**Required work**
Copy each item below word for word, keeping every line unchanged.

**Provided data**
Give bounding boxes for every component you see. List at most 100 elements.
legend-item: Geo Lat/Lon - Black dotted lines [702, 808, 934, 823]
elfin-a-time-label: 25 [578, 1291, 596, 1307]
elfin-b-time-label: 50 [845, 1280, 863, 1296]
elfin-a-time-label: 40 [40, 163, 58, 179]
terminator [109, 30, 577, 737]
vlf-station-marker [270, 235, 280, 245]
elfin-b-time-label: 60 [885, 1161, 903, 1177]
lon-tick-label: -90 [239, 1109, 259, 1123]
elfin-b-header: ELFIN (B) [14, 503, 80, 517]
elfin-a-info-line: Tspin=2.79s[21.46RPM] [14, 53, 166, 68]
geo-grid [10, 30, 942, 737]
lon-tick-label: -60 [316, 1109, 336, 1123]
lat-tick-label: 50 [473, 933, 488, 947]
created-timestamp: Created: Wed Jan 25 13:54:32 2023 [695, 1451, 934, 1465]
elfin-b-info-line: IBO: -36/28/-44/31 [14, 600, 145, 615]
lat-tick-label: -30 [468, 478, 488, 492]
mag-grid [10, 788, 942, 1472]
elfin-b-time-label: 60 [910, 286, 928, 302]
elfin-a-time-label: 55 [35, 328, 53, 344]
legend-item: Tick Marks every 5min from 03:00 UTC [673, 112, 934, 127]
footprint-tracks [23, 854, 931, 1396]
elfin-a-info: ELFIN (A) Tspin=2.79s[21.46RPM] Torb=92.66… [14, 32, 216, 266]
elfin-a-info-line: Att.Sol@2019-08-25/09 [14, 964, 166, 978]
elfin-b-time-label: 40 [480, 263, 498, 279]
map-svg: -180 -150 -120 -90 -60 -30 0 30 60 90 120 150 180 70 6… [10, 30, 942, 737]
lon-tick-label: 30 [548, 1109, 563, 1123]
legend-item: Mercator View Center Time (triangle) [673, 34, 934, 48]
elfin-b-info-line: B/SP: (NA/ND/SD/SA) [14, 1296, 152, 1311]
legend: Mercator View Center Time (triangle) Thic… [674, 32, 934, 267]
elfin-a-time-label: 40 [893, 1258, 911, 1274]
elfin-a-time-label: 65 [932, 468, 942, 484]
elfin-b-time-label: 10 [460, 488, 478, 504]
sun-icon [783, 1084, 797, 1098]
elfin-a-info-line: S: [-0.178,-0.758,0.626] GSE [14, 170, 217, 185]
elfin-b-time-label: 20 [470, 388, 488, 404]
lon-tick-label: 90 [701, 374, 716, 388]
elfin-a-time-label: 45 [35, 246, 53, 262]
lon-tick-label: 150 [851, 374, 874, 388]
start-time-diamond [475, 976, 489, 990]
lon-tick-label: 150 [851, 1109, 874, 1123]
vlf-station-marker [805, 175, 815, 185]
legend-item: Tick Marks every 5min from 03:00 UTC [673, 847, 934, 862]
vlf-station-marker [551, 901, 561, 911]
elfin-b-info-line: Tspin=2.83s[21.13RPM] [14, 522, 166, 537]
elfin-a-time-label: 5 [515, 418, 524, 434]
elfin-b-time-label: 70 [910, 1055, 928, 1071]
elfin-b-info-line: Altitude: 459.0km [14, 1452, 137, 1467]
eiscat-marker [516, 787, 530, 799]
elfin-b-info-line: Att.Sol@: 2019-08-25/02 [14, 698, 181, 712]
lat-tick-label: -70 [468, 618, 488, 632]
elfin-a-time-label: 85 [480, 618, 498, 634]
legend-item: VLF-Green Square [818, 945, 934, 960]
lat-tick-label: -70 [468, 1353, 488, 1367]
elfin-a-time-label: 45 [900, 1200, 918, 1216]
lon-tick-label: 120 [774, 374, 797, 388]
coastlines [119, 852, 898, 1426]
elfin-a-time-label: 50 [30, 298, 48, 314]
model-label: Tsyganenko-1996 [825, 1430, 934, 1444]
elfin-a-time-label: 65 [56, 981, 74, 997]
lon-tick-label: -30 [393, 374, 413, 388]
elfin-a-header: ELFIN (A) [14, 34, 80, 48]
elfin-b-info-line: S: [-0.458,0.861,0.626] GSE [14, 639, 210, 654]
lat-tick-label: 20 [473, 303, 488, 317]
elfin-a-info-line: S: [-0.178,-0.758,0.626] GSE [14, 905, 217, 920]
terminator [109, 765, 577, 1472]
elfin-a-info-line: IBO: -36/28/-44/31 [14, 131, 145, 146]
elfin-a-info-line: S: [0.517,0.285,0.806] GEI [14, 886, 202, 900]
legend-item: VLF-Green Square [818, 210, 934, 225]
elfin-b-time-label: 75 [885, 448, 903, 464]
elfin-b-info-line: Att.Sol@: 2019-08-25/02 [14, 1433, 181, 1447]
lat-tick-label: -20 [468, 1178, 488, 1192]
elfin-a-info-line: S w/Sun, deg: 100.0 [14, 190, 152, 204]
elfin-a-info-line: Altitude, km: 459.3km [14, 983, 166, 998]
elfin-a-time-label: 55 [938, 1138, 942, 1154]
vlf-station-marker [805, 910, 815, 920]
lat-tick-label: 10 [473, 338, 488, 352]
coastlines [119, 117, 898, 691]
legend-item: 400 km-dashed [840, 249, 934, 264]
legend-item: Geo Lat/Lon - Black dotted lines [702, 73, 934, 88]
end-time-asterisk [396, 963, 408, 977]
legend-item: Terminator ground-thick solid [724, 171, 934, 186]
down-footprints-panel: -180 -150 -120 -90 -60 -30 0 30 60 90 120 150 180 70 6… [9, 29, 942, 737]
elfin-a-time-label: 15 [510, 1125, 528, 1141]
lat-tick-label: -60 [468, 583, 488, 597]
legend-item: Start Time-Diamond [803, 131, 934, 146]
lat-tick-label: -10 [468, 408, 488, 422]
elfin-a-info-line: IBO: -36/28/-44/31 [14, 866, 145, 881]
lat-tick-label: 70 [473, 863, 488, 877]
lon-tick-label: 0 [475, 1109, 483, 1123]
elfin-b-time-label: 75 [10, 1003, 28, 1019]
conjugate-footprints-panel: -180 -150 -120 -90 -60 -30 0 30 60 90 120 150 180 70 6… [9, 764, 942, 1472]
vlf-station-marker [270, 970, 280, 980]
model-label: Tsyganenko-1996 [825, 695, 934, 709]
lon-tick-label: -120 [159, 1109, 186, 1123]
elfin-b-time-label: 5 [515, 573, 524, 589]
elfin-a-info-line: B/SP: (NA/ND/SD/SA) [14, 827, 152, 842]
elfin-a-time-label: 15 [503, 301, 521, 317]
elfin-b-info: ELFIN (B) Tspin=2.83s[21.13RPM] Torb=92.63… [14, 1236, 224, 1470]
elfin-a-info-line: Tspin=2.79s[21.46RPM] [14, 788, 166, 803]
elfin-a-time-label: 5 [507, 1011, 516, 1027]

**The answer**
Give bounding boxes for every component you see. List at most 100 elements.
legend-item: Geo Lat/Lon - Black dotted lines [702, 808, 934, 823]
elfin-a-time-label: 25 [578, 1291, 596, 1307]
elfin-b-time-label: 50 [845, 1280, 863, 1296]
elfin-a-time-label: 40 [40, 163, 58, 179]
terminator [109, 30, 577, 737]
vlf-station-marker [270, 235, 280, 245]
elfin-b-time-label: 60 [885, 1161, 903, 1177]
lon-tick-label: -90 [239, 1109, 259, 1123]
elfin-b-header: ELFIN (B) [14, 503, 80, 517]
elfin-a-info-line: Tspin=2.79s[21.46RPM] [14, 53, 166, 68]
geo-grid [10, 30, 942, 737]
lon-tick-label: -60 [316, 1109, 336, 1123]
lat-tick-label: 50 [473, 933, 488, 947]
created-timestamp: Created: Wed Jan 25 13:54:32 2023 [695, 1451, 934, 1465]
elfin-b-info-line: IBO: -36/28/-44/31 [14, 600, 145, 615]
lat-tick-label: -30 [468, 478, 488, 492]
mag-grid [10, 788, 942, 1472]
elfin-b-time-label: 60 [910, 286, 928, 302]
elfin-a-time-label: 55 [35, 328, 53, 344]
legend-item: Tick Marks every 5min from 03:00 UTC [673, 112, 934, 127]
footprint-tracks [23, 854, 931, 1396]
elfin-a-info: ELFIN (A) Tspin=2.79s[21.46RPM] Torb=92.66… [14, 32, 216, 266]
elfin-a-info-line: Att.Sol@2019-08-25/09 [14, 964, 166, 978]
elfin-b-time-label: 40 [480, 263, 498, 279]
map-svg: -180 -150 -120 -90 -60 -30 0 30 60 90 120 150 180 70 6… [10, 30, 942, 737]
lon-tick-label: 30 [548, 1109, 563, 1123]
legend-item: Mercator View Center Time (triangle) [673, 34, 934, 48]
elfin-b-info-line: B/SP: (NA/ND/SD/SA) [14, 1296, 152, 1311]
legend: Mercator View Center Time (triangle) Thic… [674, 32, 934, 267]
elfin-a-time-label: 40 [893, 1258, 911, 1274]
elfin-a-time-label: 65 [932, 468, 942, 484]
elfin-b-time-label: 10 [460, 488, 478, 504]
sun-icon [783, 1084, 797, 1098]
elfin-a-info-line: S: [-0.178,-0.758,0.626] GSE [14, 170, 217, 185]
elfin-b-time-label: 20 [470, 388, 488, 404]
lon-tick-label: 90 [701, 374, 716, 388]
elfin-a-time-label: 45 [35, 246, 53, 262]
lon-tick-label: 150 [851, 374, 874, 388]
start-time-diamond [475, 976, 489, 990]
lon-tick-label: 150 [851, 1109, 874, 1123]
vlf-station-marker [805, 175, 815, 185]
legend-item: Tick Marks every 5min from 03:00 UTC [673, 847, 934, 862]
vlf-station-marker [551, 901, 561, 911]
elfin-b-info-line: Tspin=2.83s[21.13RPM] [14, 522, 166, 537]
elfin-a-time-label: 5 [515, 418, 524, 434]
elfin-b-time-label: 70 [910, 1055, 928, 1071]
elfin-b-info-line: Altitude: 459.0km [14, 1452, 137, 1467]
eiscat-marker [516, 787, 530, 799]
elfin-b-info-line: Att.Sol@: 2019-08-25/02 [14, 698, 181, 712]
lat-tick-label: -70 [468, 618, 488, 632]
elfin-a-time-label: 85 [480, 618, 498, 634]
legend-item: VLF-Green Square [818, 945, 934, 960]
lat-tick-label: -70 [468, 1353, 488, 1367]
elfin-a-time-label: 45 [900, 1200, 918, 1216]
lon-tick-label: 120 [774, 374, 797, 388]
coastlines [119, 852, 898, 1426]
elfin-a-time-label: 50 [30, 298, 48, 314]
model-label: Tsyganenko-1996 [825, 1430, 934, 1444]
elfin-a-time-label: 65 [56, 981, 74, 997]
lon-tick-label: -30 [393, 374, 413, 388]
elfin-a-header: ELFIN (A) [14, 34, 80, 48]
elfin-b-info-line: S: [-0.458,0.861,0.626] GSE [14, 639, 210, 654]
lat-tick-label: 20 [473, 303, 488, 317]
elfin-a-info-line: S: [-0.178,-0.758,0.626] GSE [14, 905, 217, 920]
terminator [109, 765, 577, 1472]
elfin-a-info-line: IBO: -36/28/-44/31 [14, 131, 145, 146]
elfin-a-info-line: S: [0.517,0.285,0.806] GEI [14, 886, 202, 900]
legend-item: VLF-Green Square [818, 210, 934, 225]
elfin-b-time-label: 75 [885, 448, 903, 464]
elfin-b-info-line: Att.Sol@: 2019-08-25/02 [14, 1433, 181, 1447]
lat-tick-label: -20 [468, 1178, 488, 1192]
elfin-a-info-line: S w/Sun, deg: 100.0 [14, 190, 152, 204]
elfin-a-info-line: Altitude, km: 459.3km [14, 983, 166, 998]
elfin-a-time-label: 55 [938, 1138, 942, 1154]
vlf-station-marker [805, 910, 815, 920]
lat-tick-label: 10 [473, 338, 488, 352]
coastlines [119, 117, 898, 691]
legend-item: 400 km-dashed [840, 249, 934, 264]
legend-item: Geo Lat/Lon - Black dotted lines [702, 73, 934, 88]
end-time-asterisk [396, 963, 408, 977]
legend-item: Terminator ground-thick solid [724, 171, 934, 186]
down-footprints-panel: -180 -150 -120 -90 -60 -30 0 30 60 90 120 150 180 70 6… [9, 29, 942, 737]
elfin-a-time-label: 15 [510, 1125, 528, 1141]
lat-tick-label: -60 [468, 583, 488, 597]
legend-item: Start Time-Diamond [803, 131, 934, 146]
lat-tick-label: -10 [468, 408, 488, 422]
elfin-a-info-line: IBO: -36/28/-44/31 [14, 866, 145, 881]
lat-tick-label: 70 [473, 863, 488, 877]
lon-tick-label: 0 [475, 1109, 483, 1123]
elfin-b-time-label: 75 [10, 1003, 28, 1019]
conjugate-footprints-panel: -180 -150 -120 -90 -60 -30 0 30 60 90 120 150 180 70 6… [9, 764, 942, 1472]
vlf-station-marker [270, 970, 280, 980]
model-label: Tsyganenko-1996 [825, 695, 934, 709]
lon-tick-label: -120 [159, 1109, 186, 1123]
elfin-b-time-label: 5 [515, 573, 524, 589]
elfin-a-info-line: B/SP: (NA/ND/SD/SA) [14, 827, 152, 842]
elfin-a-time-label: 15 [503, 301, 521, 317]
elfin-b-info: ELFIN (B) Tspin=2.83s[21.13RPM] Torb=92.63… [14, 1236, 224, 1470]
elfin-a-info-line: Tspin=2.79s[21.46RPM] [14, 788, 166, 803]
elfin-a-time-label: 5 [507, 1011, 516, 1027]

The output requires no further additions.